*What the exercise asks:* Reproduce the records below in full and without edits, omitting images.

*Raw records:*
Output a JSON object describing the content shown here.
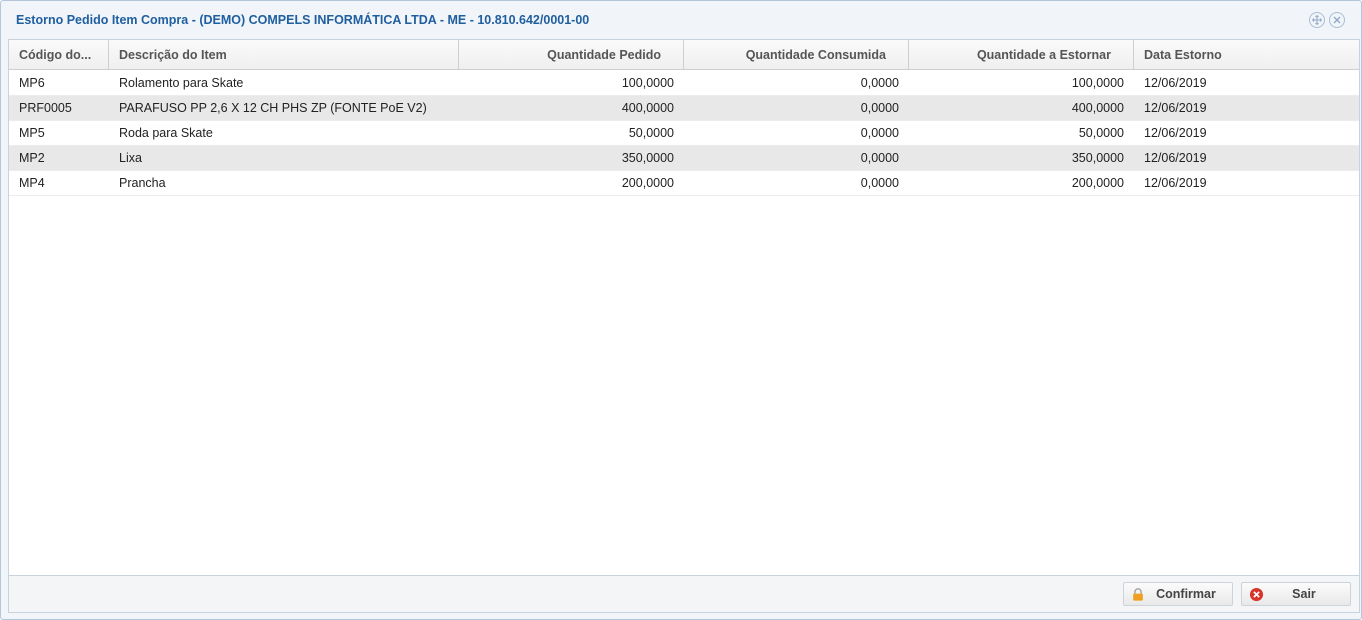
{
  "window": {
    "title": "Estorno Pedido Item Compra - (DEMO) COMPELS INFORMÁTICA LTDA - ME - 10.810.642/0001-00",
    "tools": [
      "move-icon",
      "close-icon"
    ]
  },
  "grid": {
    "columns": [
      "Código do...",
      "Descrição do Item",
      "Quantidade Pedido",
      "Quantidade Consumida",
      "Quantidade a Estornar",
      "Data Estorno"
    ],
    "rows": [
      [
        "MP6",
        "Rolamento para Skate",
        "100,0000",
        "0,0000",
        "100,0000",
        "12/06/2019"
      ],
      [
        "PRF0005",
        "PARAFUSO PP 2,6 X 12 CH PHS ZP (FONTE PoE V2)",
        "400,0000",
        "0,0000",
        "400,0000",
        "12/06/2019"
      ],
      [
        "MP5",
        "Roda para Skate",
        "50,0000",
        "0,0000",
        "50,0000",
        "12/06/2019"
      ],
      [
        "MP2",
        "Lixa",
        "350,0000",
        "0,0000",
        "350,0000",
        "12/06/2019"
      ],
      [
        "MP4",
        "Prancha",
        "200,0000",
        "0,0000",
        "200,0000",
        "12/06/2019"
      ]
    ]
  },
  "footer": {
    "confirm_label": "Confirmar",
    "confirm_icon": "lock-icon",
    "exit_label": "Sair",
    "exit_icon": "cancel-icon"
  },
  "colors": {
    "title": "#1f5fa0",
    "row_alt": "#e8e8e8",
    "lock": "#f0a020",
    "cancel": "#d9342b"
  }
}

*Solution:*
Output a JSON object describing the content shown here.
{
  "window": {
    "title": "Estorno Pedido Item Compra - (DEMO) COMPELS INFORMÁTICA LTDA - ME - 10.810.642/0001-00",
    "tools": [
      "move-icon",
      "close-icon"
    ]
  },
  "grid": {
    "columns": [
      "Código do...",
      "Descrição do Item",
      "Quantidade Pedido",
      "Quantidade Consumida",
      "Quantidade a Estornar",
      "Data Estorno"
    ],
    "rows": [
      [
        "MP6",
        "Rolamento para Skate",
        "100,0000",
        "0,0000",
        "100,0000",
        "12/06/2019"
      ],
      [
        "PRF0005",
        "PARAFUSO PP 2,6 X 12 CH PHS ZP (FONTE PoE V2)",
        "400,0000",
        "0,0000",
        "400,0000",
        "12/06/2019"
      ],
      [
        "MP5",
        "Roda para Skate",
        "50,0000",
        "0,0000",
        "50,0000",
        "12/06/2019"
      ],
      [
        "MP2",
        "Lixa",
        "350,0000",
        "0,0000",
        "350,0000",
        "12/06/2019"
      ],
      [
        "MP4",
        "Prancha",
        "200,0000",
        "0,0000",
        "200,0000",
        "12/06/2019"
      ]
    ]
  },
  "footer": {
    "confirm_label": "Confirmar",
    "confirm_icon": "lock-icon",
    "exit_label": "Sair",
    "exit_icon": "cancel-icon"
  },
  "colors": {
    "title": "#1f5fa0",
    "row_alt": "#e8e8e8",
    "lock": "#f0a020",
    "cancel": "#d9342b"
  }
}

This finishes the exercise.